##### EXERCISE INPUT #####
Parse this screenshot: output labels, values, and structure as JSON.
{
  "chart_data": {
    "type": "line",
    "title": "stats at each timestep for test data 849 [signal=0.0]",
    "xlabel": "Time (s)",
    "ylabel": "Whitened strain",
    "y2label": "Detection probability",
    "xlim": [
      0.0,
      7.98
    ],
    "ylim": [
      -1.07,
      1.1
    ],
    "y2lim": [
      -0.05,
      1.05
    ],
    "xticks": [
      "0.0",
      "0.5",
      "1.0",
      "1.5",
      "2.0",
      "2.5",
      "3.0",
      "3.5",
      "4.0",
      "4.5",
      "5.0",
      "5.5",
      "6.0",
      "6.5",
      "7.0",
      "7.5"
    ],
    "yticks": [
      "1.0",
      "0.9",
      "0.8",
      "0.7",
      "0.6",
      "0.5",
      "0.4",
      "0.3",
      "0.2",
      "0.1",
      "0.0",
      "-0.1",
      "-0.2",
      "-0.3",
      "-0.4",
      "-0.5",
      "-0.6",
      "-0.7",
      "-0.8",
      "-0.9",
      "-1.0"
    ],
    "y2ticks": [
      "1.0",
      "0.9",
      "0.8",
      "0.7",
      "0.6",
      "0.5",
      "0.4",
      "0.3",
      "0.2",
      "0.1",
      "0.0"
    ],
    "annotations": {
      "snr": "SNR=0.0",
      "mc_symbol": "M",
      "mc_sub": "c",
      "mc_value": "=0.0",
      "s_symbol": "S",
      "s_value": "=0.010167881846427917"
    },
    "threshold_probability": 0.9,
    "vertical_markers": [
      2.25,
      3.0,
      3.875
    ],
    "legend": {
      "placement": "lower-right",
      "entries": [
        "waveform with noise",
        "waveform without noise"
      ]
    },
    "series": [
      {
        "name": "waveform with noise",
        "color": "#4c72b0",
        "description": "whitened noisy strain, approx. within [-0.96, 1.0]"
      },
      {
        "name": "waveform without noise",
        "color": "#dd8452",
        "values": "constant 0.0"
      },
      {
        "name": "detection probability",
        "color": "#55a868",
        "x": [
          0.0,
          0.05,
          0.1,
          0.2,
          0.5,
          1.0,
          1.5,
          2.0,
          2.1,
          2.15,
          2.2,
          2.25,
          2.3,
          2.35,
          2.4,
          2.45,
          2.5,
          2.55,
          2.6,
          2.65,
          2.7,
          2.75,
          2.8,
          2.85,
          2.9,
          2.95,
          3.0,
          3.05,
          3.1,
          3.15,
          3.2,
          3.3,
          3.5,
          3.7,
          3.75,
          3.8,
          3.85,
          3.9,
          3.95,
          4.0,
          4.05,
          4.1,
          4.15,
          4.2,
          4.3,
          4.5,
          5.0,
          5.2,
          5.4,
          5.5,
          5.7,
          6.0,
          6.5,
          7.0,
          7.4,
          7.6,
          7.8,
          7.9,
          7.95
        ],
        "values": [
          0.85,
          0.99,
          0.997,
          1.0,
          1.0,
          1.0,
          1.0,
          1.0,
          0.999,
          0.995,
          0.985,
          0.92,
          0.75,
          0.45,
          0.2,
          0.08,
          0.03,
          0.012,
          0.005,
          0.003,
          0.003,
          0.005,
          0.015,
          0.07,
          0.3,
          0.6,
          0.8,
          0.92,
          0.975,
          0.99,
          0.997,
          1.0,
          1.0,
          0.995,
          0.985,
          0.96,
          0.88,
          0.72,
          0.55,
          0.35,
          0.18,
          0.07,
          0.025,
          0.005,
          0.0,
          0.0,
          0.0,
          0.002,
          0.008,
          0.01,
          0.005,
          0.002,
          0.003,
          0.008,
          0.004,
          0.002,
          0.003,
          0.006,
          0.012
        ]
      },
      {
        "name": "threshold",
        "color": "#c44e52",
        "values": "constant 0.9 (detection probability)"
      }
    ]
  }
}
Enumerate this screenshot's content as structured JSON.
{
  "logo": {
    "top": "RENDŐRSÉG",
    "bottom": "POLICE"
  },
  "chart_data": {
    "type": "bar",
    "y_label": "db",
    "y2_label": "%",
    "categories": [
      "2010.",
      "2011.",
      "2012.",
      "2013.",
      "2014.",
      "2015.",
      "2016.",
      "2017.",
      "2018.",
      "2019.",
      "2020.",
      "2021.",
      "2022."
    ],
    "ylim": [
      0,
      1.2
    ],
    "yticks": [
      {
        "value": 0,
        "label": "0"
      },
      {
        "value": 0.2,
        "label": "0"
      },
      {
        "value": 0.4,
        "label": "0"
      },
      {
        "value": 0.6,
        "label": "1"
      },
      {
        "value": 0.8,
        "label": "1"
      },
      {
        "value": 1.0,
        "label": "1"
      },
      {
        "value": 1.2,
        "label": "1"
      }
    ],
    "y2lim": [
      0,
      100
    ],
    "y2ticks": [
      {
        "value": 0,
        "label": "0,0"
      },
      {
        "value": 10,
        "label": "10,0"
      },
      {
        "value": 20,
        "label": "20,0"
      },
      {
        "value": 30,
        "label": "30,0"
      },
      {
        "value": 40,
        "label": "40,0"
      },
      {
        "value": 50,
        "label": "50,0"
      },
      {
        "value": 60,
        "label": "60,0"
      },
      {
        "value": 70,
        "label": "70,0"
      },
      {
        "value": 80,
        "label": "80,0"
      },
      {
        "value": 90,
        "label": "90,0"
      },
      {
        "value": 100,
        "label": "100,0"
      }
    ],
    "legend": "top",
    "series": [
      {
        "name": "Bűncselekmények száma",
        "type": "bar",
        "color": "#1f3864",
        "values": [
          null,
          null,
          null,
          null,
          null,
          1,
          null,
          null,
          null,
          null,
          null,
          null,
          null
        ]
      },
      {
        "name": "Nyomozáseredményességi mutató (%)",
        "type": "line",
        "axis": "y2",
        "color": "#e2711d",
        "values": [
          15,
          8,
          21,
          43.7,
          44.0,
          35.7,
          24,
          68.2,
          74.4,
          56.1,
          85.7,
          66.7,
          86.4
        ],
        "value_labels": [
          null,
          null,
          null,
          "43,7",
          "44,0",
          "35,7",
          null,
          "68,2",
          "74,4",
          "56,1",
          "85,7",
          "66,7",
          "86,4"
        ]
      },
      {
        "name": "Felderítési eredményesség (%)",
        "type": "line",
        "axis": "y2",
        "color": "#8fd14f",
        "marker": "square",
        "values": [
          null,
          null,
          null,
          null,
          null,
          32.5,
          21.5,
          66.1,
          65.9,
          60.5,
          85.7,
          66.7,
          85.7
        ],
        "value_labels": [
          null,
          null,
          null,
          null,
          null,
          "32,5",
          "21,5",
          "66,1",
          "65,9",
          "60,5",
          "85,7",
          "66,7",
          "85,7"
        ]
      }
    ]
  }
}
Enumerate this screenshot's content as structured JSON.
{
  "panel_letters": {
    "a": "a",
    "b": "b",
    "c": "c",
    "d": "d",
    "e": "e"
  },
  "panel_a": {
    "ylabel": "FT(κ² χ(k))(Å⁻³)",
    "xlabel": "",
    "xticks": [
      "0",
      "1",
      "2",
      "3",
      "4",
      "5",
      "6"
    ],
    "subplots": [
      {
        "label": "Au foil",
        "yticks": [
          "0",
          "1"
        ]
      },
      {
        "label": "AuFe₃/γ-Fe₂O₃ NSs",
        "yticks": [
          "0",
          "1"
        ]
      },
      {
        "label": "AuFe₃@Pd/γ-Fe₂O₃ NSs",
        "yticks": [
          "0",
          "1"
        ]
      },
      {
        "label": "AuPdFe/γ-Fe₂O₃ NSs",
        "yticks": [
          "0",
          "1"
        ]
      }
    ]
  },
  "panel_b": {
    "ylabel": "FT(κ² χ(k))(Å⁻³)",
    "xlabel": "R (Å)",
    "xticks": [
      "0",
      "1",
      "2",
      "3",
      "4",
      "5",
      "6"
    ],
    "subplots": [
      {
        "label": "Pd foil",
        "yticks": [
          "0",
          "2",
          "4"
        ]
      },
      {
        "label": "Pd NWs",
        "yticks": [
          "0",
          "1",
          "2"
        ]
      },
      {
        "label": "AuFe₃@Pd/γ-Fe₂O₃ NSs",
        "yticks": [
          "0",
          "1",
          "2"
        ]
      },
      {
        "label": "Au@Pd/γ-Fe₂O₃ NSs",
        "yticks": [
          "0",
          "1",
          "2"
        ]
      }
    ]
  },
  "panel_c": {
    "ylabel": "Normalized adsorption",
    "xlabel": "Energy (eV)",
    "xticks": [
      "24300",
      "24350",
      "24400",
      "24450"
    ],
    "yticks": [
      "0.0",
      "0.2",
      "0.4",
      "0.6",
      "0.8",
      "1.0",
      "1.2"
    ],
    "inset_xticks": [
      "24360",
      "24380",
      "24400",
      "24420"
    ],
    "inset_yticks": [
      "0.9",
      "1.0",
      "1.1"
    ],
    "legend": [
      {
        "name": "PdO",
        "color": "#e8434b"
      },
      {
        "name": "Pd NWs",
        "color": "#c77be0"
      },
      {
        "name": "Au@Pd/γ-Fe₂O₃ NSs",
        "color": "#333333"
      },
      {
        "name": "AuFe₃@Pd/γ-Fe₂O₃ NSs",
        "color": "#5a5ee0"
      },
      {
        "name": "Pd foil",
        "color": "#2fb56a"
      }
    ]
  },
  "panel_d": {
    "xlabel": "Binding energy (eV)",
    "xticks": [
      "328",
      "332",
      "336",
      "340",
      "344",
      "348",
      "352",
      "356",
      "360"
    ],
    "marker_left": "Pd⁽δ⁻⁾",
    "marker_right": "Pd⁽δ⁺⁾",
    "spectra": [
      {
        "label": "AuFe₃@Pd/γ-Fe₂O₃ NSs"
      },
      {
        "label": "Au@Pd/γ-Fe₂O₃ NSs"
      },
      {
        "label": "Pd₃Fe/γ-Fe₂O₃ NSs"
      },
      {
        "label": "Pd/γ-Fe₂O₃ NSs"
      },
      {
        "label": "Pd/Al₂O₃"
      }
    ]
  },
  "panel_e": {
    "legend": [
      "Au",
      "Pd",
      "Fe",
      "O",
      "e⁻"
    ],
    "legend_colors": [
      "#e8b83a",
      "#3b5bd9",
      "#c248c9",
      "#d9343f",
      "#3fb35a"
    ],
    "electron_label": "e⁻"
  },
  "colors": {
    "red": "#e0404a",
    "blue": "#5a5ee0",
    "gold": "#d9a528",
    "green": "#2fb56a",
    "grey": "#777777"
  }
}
#####
SHORT EXERCISE:
Return only those lines of the records that contain the string "without".

WRITTEN SOLUTION:
        "waveform without noise"
        "name": "waveform without noise",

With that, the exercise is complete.